▸ **OBJECTIVE**
Each line that holds the word "Intermediate" is to be identified and copied.

▸ **DATA RECORDS**
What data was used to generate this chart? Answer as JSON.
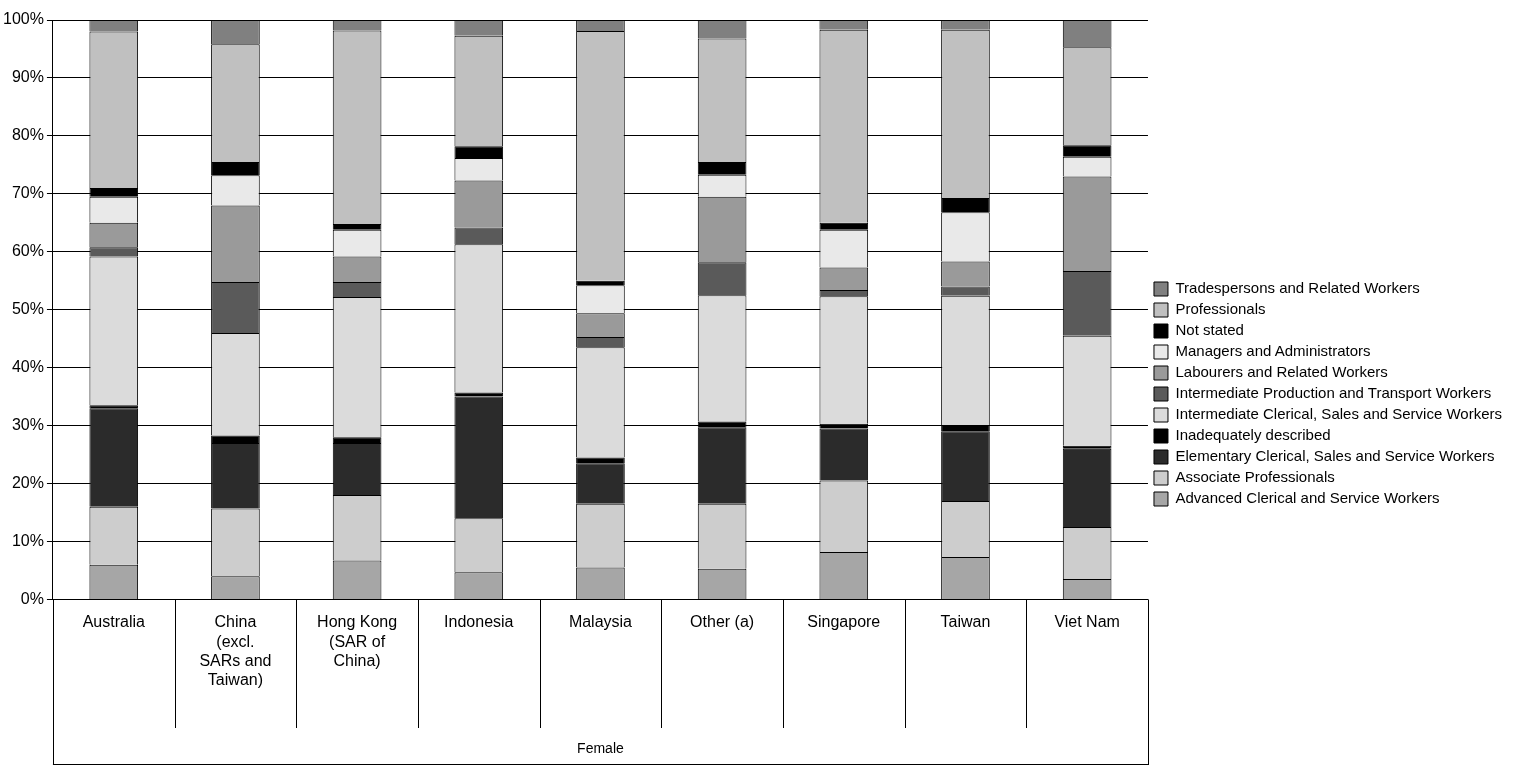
{
  "chart_data": {
    "type": "bar",
    "stacked": true,
    "xlabel": "Female",
    "categories": [
      "Australia",
      "China (excl. SARs and Taiwan)",
      "Hong Kong (SAR of China)",
      "Indonesia",
      "Malaysia",
      "Other (a)",
      "Singapore",
      "Taiwan",
      "Viet Nam"
    ],
    "series": [
      {
        "name": "Advanced Clerical and Service Workers",
        "color": "#a6a6a6",
        "values": [
          6,
          4,
          6.7,
          4.7,
          5.5,
          5.3,
          8.2,
          7.3,
          3.5
        ]
      },
      {
        "name": "Associate Professionals",
        "color": "#cdcdcd",
        "values": [
          10,
          11.7,
          11.3,
          9.3,
          11,
          11.2,
          12.3,
          9.7,
          9
        ]
      },
      {
        "name": "Elementary Clerical, Sales and Service Workers",
        "color": "#2b2b2b",
        "values": [
          17,
          11.3,
          9,
          21,
          7,
          13.2,
          9,
          12,
          13.5
        ]
      },
      {
        "name": "Inadequately described",
        "color": "#000000",
        "values": [
          0.5,
          1.3,
          1,
          0.7,
          1,
          1,
          0.8,
          1.1,
          0.5
        ]
      },
      {
        "name": "Intermediate Clerical, Sales and Service Workers",
        "color": "#dbdbdb",
        "values": [
          25.7,
          17.7,
          24.2,
          25.6,
          19,
          21.8,
          22,
          22.3,
          19
        ]
      },
      {
        "name": "Intermediate Production and Transport Workers",
        "color": "#5a5a5a",
        "values": [
          1.6,
          8.8,
          2.6,
          2.9,
          1.8,
          5.7,
          1.1,
          1.6,
          11.2
        ]
      },
      {
        "name": "Labourers and Related Workers",
        "color": "#9a9a9a",
        "values": [
          4.2,
          13.2,
          4.4,
          8.1,
          4.1,
          11.3,
          3.9,
          4.3,
          16.3
        ]
      },
      {
        "name": "Managers and Administrators",
        "color": "#e9e9e9",
        "values": [
          4.5,
          5.2,
          4.6,
          3.9,
          4.8,
          3.8,
          6.5,
          8.5,
          3.4
        ]
      },
      {
        "name": "Not stated",
        "color": "#000000",
        "values": [
          1.5,
          2.3,
          1,
          2,
          0.8,
          2.2,
          1.2,
          2.5,
          2
        ]
      },
      {
        "name": "Professionals",
        "color": "#c0c0c0",
        "values": [
          27,
          20.3,
          33.4,
          19.1,
          43.1,
          21.3,
          33.3,
          29,
          16.9
        ]
      },
      {
        "name": "Tradespersons and Related Workers",
        "color": "#808080",
        "values": [
          2,
          4.2,
          1.8,
          2.7,
          1.9,
          3.2,
          1.7,
          1.7,
          4.7
        ]
      }
    ],
    "ylim": [
      0,
      100
    ],
    "yticks": [
      {
        "value": 0,
        "label": "0%"
      },
      {
        "value": 10,
        "label": "10%"
      },
      {
        "value": 20,
        "label": "20%"
      },
      {
        "value": 30,
        "label": "30%"
      },
      {
        "value": 40,
        "label": "40%"
      },
      {
        "value": 50,
        "label": "50%"
      },
      {
        "value": 60,
        "label": "60%"
      },
      {
        "value": 70,
        "label": "70%"
      },
      {
        "value": 80,
        "label": "80%"
      },
      {
        "value": 90,
        "label": "90%"
      },
      {
        "value": 100,
        "label": "100%"
      }
    ],
    "grid": "y",
    "legend": "right"
  }
}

▸ **RESULT OF THIS EXERCISE**
        "name": "Intermediate Clerical, Sales and Service Workers",
        "name": "Intermediate Production and Transport Workers",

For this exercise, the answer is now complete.